━━ Data shown
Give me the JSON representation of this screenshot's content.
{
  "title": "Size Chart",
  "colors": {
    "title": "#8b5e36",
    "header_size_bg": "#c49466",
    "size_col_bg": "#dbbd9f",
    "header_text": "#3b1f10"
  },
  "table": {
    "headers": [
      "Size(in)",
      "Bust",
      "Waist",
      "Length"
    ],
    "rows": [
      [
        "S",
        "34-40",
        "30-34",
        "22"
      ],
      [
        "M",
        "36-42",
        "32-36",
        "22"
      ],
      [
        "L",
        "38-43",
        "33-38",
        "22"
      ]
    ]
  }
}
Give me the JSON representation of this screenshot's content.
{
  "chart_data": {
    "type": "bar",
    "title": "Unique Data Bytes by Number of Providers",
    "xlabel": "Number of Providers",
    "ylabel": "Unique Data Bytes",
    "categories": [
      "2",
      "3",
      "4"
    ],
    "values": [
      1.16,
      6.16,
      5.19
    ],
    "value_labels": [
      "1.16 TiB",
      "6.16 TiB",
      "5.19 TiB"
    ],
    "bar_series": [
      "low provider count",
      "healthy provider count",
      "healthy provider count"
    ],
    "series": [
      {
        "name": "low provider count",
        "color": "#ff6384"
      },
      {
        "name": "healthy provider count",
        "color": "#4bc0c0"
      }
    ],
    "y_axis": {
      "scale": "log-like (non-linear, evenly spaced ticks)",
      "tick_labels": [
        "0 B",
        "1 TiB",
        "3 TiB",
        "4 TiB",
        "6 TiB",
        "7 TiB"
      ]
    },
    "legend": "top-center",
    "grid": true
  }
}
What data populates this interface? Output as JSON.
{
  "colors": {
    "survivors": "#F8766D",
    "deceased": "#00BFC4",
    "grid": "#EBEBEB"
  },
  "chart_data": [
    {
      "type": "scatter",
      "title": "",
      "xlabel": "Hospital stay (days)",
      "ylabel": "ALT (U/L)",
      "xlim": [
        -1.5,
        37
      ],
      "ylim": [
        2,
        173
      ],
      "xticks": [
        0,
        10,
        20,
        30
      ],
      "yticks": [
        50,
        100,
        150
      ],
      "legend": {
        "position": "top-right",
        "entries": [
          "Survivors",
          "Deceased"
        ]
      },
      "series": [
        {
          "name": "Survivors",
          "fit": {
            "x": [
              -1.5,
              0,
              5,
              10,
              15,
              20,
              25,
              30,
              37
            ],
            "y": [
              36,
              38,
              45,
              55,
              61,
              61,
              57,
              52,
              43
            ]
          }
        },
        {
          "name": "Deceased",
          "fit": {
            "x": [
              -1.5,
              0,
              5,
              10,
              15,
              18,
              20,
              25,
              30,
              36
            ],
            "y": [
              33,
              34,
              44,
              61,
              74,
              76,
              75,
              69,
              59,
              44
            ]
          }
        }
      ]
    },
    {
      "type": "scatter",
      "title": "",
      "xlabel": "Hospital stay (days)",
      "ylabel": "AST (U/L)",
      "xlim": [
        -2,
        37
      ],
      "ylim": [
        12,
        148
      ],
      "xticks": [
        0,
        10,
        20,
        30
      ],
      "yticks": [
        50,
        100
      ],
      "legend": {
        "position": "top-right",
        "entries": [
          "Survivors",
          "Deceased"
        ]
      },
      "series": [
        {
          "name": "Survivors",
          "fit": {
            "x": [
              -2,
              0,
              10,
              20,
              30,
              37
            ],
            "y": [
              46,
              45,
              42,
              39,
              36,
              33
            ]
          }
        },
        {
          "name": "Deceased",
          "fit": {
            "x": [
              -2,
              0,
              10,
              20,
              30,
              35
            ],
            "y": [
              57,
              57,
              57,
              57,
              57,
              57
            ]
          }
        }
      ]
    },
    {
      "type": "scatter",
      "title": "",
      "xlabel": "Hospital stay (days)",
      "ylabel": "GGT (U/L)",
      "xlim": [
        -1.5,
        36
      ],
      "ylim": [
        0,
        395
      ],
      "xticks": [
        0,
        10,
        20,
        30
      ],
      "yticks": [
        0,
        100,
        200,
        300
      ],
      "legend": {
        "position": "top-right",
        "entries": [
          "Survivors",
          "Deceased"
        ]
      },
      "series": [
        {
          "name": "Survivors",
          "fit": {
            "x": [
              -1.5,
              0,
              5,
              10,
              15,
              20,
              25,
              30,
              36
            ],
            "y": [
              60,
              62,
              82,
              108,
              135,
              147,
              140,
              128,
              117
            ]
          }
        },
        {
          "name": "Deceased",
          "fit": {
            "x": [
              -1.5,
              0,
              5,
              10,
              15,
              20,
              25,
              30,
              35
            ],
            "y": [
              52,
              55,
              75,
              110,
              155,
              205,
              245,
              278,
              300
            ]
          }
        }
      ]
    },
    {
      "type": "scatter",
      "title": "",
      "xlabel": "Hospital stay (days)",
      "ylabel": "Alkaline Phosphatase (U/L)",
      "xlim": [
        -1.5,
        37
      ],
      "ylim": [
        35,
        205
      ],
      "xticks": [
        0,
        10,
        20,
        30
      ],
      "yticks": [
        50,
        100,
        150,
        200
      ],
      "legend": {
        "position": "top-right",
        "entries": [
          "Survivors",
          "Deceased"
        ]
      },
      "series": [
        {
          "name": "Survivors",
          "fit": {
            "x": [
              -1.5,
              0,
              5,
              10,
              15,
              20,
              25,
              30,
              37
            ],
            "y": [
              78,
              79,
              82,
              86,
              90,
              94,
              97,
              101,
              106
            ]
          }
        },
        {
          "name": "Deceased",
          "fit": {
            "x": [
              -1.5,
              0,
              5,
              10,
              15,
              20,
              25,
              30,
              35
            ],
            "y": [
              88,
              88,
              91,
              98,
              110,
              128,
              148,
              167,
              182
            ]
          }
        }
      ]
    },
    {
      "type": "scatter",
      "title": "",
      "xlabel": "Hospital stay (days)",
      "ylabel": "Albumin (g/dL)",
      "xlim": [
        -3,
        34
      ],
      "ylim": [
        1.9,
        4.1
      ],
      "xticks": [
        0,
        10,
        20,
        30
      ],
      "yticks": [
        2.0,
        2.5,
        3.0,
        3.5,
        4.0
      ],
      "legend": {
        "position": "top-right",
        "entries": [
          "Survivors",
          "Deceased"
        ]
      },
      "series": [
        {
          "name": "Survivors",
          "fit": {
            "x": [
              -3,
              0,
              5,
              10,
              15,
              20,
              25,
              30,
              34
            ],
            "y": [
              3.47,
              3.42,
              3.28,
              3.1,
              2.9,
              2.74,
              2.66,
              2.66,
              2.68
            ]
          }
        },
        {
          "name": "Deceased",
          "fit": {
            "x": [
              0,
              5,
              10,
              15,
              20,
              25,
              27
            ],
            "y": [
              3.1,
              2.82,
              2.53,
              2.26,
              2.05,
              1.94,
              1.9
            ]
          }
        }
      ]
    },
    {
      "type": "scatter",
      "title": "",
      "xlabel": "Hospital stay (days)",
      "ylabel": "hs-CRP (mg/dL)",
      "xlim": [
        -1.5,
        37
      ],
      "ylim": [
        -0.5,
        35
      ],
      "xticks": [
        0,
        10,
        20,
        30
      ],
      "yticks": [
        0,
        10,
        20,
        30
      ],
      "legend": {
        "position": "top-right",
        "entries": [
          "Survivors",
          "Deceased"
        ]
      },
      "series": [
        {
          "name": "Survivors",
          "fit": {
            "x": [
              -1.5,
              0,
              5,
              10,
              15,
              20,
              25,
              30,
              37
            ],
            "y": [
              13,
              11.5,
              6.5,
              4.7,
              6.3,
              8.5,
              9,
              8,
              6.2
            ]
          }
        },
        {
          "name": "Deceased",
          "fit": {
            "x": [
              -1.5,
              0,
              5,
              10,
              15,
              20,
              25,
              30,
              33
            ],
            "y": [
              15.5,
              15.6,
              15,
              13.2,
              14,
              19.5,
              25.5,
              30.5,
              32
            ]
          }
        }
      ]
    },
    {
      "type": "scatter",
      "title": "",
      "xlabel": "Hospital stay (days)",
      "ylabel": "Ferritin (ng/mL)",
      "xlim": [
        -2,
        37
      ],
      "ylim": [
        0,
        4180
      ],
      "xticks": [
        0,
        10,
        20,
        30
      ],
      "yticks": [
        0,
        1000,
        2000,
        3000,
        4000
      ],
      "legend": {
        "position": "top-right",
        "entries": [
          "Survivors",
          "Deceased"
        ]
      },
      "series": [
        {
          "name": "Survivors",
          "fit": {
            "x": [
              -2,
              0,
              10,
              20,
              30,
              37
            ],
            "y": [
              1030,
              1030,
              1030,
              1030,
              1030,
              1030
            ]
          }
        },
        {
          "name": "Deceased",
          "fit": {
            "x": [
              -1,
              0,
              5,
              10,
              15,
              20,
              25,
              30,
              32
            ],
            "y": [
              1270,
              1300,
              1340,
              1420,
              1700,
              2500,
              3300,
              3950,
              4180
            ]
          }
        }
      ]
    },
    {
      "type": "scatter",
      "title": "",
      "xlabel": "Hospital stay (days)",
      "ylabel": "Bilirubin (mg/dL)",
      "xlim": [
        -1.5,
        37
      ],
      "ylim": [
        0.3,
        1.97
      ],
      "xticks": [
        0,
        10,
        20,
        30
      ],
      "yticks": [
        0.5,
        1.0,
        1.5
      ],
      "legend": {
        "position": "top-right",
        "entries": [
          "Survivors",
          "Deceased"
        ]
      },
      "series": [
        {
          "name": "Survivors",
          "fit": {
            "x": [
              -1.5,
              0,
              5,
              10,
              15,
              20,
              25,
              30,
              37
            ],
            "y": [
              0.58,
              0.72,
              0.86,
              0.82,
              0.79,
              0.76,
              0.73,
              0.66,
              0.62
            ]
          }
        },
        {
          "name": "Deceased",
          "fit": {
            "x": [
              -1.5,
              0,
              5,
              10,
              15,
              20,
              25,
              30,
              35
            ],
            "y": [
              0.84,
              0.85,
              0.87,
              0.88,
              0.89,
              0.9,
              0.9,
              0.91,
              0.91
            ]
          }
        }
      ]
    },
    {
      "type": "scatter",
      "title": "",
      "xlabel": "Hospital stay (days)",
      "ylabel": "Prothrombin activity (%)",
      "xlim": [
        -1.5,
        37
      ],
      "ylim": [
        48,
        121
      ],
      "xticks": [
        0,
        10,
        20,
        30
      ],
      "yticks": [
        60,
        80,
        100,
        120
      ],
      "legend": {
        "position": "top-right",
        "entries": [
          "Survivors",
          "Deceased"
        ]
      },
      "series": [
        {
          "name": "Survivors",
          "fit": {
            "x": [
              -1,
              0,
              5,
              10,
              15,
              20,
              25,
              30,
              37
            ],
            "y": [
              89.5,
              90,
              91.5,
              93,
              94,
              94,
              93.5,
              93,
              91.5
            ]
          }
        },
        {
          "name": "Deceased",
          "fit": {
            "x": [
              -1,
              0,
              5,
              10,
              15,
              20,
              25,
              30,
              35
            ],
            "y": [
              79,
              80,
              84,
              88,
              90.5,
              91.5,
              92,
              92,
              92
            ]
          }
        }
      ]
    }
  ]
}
━━━━
:: Task requirements ::
Where a line of the records above holds the word "Unique", copy that line.

:: In response ::
    "title": "Unique Data Bytes by Number of Providers",
    "ylabel": "Unique Data Bytes",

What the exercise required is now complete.